■ Task prompt
Give the number of lines containing "true" in this listing, with no other words.

■ Information shown
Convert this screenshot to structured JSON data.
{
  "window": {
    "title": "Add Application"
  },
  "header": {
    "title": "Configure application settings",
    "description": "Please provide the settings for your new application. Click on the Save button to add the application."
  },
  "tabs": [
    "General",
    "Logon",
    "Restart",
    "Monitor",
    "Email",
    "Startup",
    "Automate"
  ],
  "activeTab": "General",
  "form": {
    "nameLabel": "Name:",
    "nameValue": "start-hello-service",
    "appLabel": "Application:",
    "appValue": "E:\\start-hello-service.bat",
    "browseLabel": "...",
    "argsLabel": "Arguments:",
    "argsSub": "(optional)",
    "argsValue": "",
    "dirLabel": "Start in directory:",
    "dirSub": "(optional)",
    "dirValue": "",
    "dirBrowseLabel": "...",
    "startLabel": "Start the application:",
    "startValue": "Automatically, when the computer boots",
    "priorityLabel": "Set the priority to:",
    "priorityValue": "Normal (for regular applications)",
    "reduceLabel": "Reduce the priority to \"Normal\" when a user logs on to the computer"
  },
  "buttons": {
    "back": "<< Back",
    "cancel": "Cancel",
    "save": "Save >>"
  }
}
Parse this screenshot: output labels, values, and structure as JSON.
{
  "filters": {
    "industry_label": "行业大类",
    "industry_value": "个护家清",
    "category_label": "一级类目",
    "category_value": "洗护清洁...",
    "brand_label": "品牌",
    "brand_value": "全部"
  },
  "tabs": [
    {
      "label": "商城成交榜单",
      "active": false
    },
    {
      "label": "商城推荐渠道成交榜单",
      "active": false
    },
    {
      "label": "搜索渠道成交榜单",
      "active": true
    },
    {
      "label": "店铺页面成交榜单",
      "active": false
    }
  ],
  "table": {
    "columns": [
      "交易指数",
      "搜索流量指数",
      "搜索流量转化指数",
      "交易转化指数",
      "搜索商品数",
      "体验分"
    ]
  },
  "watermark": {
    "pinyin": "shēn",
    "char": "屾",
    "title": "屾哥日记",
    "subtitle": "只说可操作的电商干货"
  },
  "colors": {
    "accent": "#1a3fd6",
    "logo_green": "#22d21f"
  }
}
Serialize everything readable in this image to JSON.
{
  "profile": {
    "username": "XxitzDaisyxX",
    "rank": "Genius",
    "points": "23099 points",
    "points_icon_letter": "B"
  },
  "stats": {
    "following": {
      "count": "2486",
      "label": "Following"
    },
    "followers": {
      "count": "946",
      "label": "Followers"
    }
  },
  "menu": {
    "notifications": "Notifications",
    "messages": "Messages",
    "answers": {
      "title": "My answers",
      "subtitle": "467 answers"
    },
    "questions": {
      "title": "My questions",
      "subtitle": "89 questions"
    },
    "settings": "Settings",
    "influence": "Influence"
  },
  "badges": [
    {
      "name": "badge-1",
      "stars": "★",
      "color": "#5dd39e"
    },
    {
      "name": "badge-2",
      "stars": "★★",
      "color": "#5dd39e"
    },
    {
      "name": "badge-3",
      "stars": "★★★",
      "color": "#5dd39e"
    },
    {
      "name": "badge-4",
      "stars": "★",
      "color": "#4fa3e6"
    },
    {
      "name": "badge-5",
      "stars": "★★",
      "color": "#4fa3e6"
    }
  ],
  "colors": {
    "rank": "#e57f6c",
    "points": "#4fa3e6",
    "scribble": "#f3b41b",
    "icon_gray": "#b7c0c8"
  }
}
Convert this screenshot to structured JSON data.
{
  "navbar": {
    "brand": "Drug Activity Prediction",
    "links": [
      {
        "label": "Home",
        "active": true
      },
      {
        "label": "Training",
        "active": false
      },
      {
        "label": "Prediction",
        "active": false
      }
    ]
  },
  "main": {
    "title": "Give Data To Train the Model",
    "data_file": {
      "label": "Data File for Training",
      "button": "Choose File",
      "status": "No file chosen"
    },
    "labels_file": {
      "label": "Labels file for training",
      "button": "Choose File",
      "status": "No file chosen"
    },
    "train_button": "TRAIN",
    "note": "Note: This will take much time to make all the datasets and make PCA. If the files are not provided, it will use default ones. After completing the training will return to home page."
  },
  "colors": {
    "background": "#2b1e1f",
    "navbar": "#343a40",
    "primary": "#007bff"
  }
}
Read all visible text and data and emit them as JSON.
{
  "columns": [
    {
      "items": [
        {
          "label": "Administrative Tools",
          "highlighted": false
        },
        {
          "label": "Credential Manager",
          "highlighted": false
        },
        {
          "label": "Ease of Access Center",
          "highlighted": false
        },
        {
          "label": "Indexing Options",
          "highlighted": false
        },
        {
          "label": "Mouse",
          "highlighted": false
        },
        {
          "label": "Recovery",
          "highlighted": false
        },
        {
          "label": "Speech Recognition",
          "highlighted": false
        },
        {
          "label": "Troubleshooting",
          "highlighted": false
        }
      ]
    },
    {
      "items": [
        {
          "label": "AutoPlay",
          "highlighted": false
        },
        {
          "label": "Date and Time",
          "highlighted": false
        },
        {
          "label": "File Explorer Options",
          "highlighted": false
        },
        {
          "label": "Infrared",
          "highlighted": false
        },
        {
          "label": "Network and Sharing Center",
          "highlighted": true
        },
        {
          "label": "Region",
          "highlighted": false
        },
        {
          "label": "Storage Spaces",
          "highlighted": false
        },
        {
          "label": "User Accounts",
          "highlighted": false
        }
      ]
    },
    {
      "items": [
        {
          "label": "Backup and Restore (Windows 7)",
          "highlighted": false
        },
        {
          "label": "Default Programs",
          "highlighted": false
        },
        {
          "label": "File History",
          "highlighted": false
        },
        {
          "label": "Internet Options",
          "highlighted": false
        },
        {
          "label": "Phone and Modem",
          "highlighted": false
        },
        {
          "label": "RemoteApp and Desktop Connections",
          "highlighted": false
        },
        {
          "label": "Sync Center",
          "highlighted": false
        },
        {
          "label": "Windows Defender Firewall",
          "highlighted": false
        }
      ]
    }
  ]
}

■ The solution
3